INPUT DATA:
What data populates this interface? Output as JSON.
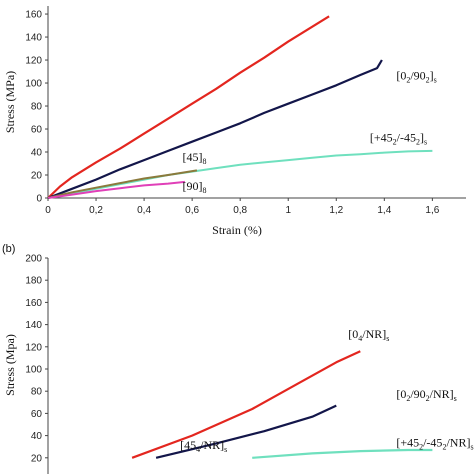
{
  "chart_data": [
    {
      "type": "line",
      "xlabel": "Strain (%)",
      "ylabel": "Stress (MPa)",
      "xlim": [
        0,
        1.7
      ],
      "ylim": [
        0,
        165
      ],
      "xticks": [
        "0",
        "0,2",
        "0,4",
        "0,6",
        "0,8",
        "1",
        "1,2",
        "1,4",
        "1,6"
      ],
      "yticks": [
        "0",
        "20",
        "40",
        "60",
        "80",
        "100",
        "120",
        "140",
        "160"
      ],
      "grid": false,
      "series": [
        {
          "color": "#e3261f",
          "x": [
            0,
            0.05,
            0.1,
            0.2,
            0.3,
            0.4,
            0.5,
            0.6,
            0.7,
            0.8,
            0.9,
            1.0,
            1.1,
            1.17
          ],
          "y": [
            0,
            10,
            18,
            31,
            43,
            56,
            69,
            82,
            95,
            109,
            122,
            136,
            149,
            158
          ]
        },
        {
          "name": "[0₂/90₂]ₛ",
          "color": "#13164a",
          "x": [
            0,
            0.1,
            0.2,
            0.3,
            0.4,
            0.5,
            0.6,
            0.7,
            0.8,
            0.9,
            1.0,
            1.1,
            1.2,
            1.3,
            1.37,
            1.39
          ],
          "y": [
            0,
            8,
            16,
            25,
            33,
            41,
            49,
            57,
            65,
            74,
            82,
            90,
            98,
            107,
            113,
            120
          ]
        },
        {
          "name": "[+45₂/-45₂]ₛ",
          "color": "#6fe0be",
          "x": [
            0,
            0.1,
            0.2,
            0.3,
            0.4,
            0.5,
            0.6,
            0.7,
            0.8,
            0.9,
            1.0,
            1.1,
            1.2,
            1.3,
            1.4,
            1.5,
            1.6
          ],
          "y": [
            0,
            4,
            8,
            12,
            16,
            20,
            23,
            26,
            29,
            31,
            33,
            35,
            37,
            38,
            39.5,
            40.5,
            41
          ]
        },
        {
          "name": "[45]₈",
          "color": "#8b7a3c",
          "x": [
            0,
            0.1,
            0.2,
            0.3,
            0.4,
            0.5,
            0.62
          ],
          "y": [
            0,
            5,
            9,
            13,
            17,
            20,
            24
          ]
        },
        {
          "name": "[90]₈",
          "color": "#e040b8",
          "x": [
            0,
            0.1,
            0.2,
            0.3,
            0.4,
            0.5,
            0.57
          ],
          "y": [
            0,
            3,
            6,
            8.5,
            11,
            12.5,
            14
          ]
        }
      ],
      "annotations": [
        {
          "text": "[0₂/90₂]ₛ",
          "x": 1.45,
          "y": 103
        },
        {
          "text": "[+45₂/-45₂]ₛ",
          "x": 1.34,
          "y": 49
        },
        {
          "text": "[45]₈",
          "x": 0.56,
          "y": 32
        },
        {
          "text": "[90]₈",
          "x": 0.56,
          "y": 7
        }
      ]
    },
    {
      "type": "line",
      "panel": "(b)",
      "ylabel": "Stress (Mpa)",
      "ylim": [
        0,
        200
      ],
      "yticks": [
        "20",
        "40",
        "60",
        "80",
        "100",
        "120",
        "140",
        "160",
        "180",
        "200"
      ],
      "grid": false,
      "series": [
        {
          "name": "[0₄/NR]ₛ",
          "color": "#e3261f",
          "x": [
            0.35,
            0.6,
            0.85,
            1.05,
            1.2,
            1.3
          ],
          "y": [
            20,
            40,
            64,
            88,
            106,
            116
          ]
        },
        {
          "name": "[0₂/90₂/NR]ₛ",
          "color": "#13164a",
          "x": [
            0.45,
            0.7,
            0.9,
            1.1,
            1.2
          ],
          "y": [
            20,
            33,
            44,
            57,
            67
          ]
        },
        {
          "name": "[+45₂/-45₂/NR]ₛ",
          "color": "#6fe0be",
          "x": [
            0.85,
            1.1,
            1.3,
            1.5,
            1.6
          ],
          "y": [
            20,
            24,
            26,
            27,
            27
          ]
        }
      ],
      "annotations": [
        {
          "text": "[0₄/NR]ₛ",
          "x": 1.25,
          "y": 128
        },
        {
          "text": "[0₂/90₂/NR]ₛ",
          "x": 1.45,
          "y": 74
        },
        {
          "text": "[+45₂/-45₂/NR]ₛ",
          "x": 1.45,
          "y": 30
        },
        {
          "text": "[45₄/NR]ₛ",
          "x": 0.55,
          "y": 28
        }
      ]
    }
  ]
}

INSTRUCTIONS TO FOLLOW: All of the data above should be quoted exactly, except for the pictures.

RESPONSE FOR THIS EXERCISE:
What data populates this interface? Output as JSON.
{
  "chart_data": [
    {
      "type": "line",
      "xlabel": "Strain (%)",
      "ylabel": "Stress (MPa)",
      "xlim": [
        0,
        1.7
      ],
      "ylim": [
        0,
        165
      ],
      "xticks": [
        "0",
        "0,2",
        "0,4",
        "0,6",
        "0,8",
        "1",
        "1,2",
        "1,4",
        "1,6"
      ],
      "yticks": [
        "0",
        "20",
        "40",
        "60",
        "80",
        "100",
        "120",
        "140",
        "160"
      ],
      "grid": false,
      "series": [
        {
          "color": "#e3261f",
          "x": [
            0,
            0.05,
            0.1,
            0.2,
            0.3,
            0.4,
            0.5,
            0.6,
            0.7,
            0.8,
            0.9,
            1.0,
            1.1,
            1.17
          ],
          "y": [
            0,
            10,
            18,
            31,
            43,
            56,
            69,
            82,
            95,
            109,
            122,
            136,
            149,
            158
          ]
        },
        {
          "name": "[0₂/90₂]ₛ",
          "color": "#13164a",
          "x": [
            0,
            0.1,
            0.2,
            0.3,
            0.4,
            0.5,
            0.6,
            0.7,
            0.8,
            0.9,
            1.0,
            1.1,
            1.2,
            1.3,
            1.37,
            1.39
          ],
          "y": [
            0,
            8,
            16,
            25,
            33,
            41,
            49,
            57,
            65,
            74,
            82,
            90,
            98,
            107,
            113,
            120
          ]
        },
        {
          "name": "[+45₂/-45₂]ₛ",
          "color": "#6fe0be",
          "x": [
            0,
            0.1,
            0.2,
            0.3,
            0.4,
            0.5,
            0.6,
            0.7,
            0.8,
            0.9,
            1.0,
            1.1,
            1.2,
            1.3,
            1.4,
            1.5,
            1.6
          ],
          "y": [
            0,
            4,
            8,
            12,
            16,
            20,
            23,
            26,
            29,
            31,
            33,
            35,
            37,
            38,
            39.5,
            40.5,
            41
          ]
        },
        {
          "name": "[45]₈",
          "color": "#8b7a3c",
          "x": [
            0,
            0.1,
            0.2,
            0.3,
            0.4,
            0.5,
            0.62
          ],
          "y": [
            0,
            5,
            9,
            13,
            17,
            20,
            24
          ]
        },
        {
          "name": "[90]₈",
          "color": "#e040b8",
          "x": [
            0,
            0.1,
            0.2,
            0.3,
            0.4,
            0.5,
            0.57
          ],
          "y": [
            0,
            3,
            6,
            8.5,
            11,
            12.5,
            14
          ]
        }
      ],
      "annotations": [
        {
          "text": "[0₂/90₂]ₛ",
          "x": 1.45,
          "y": 103
        },
        {
          "text": "[+45₂/-45₂]ₛ",
          "x": 1.34,
          "y": 49
        },
        {
          "text": "[45]₈",
          "x": 0.56,
          "y": 32
        },
        {
          "text": "[90]₈",
          "x": 0.56,
          "y": 7
        }
      ]
    },
    {
      "type": "line",
      "panel": "(b)",
      "ylabel": "Stress (Mpa)",
      "ylim": [
        0,
        200
      ],
      "yticks": [
        "20",
        "40",
        "60",
        "80",
        "100",
        "120",
        "140",
        "160",
        "180",
        "200"
      ],
      "grid": false,
      "series": [
        {
          "name": "[0₄/NR]ₛ",
          "color": "#e3261f",
          "x": [
            0.35,
            0.6,
            0.85,
            1.05,
            1.2,
            1.3
          ],
          "y": [
            20,
            40,
            64,
            88,
            106,
            116
          ]
        },
        {
          "name": "[0₂/90₂/NR]ₛ",
          "color": "#13164a",
          "x": [
            0.45,
            0.7,
            0.9,
            1.1,
            1.2
          ],
          "y": [
            20,
            33,
            44,
            57,
            67
          ]
        },
        {
          "name": "[+45₂/-45₂/NR]ₛ",
          "color": "#6fe0be",
          "x": [
            0.85,
            1.1,
            1.3,
            1.5,
            1.6
          ],
          "y": [
            20,
            24,
            26,
            27,
            27
          ]
        }
      ],
      "annotations": [
        {
          "text": "[0₄/NR]ₛ",
          "x": 1.25,
          "y": 128
        },
        {
          "text": "[0₂/90₂/NR]ₛ",
          "x": 1.45,
          "y": 74
        },
        {
          "text": "[+45₂/-45₂/NR]ₛ",
          "x": 1.45,
          "y": 30
        },
        {
          "text": "[45₄/NR]ₛ",
          "x": 0.55,
          "y": 28
        }
      ]
    }
  ]
}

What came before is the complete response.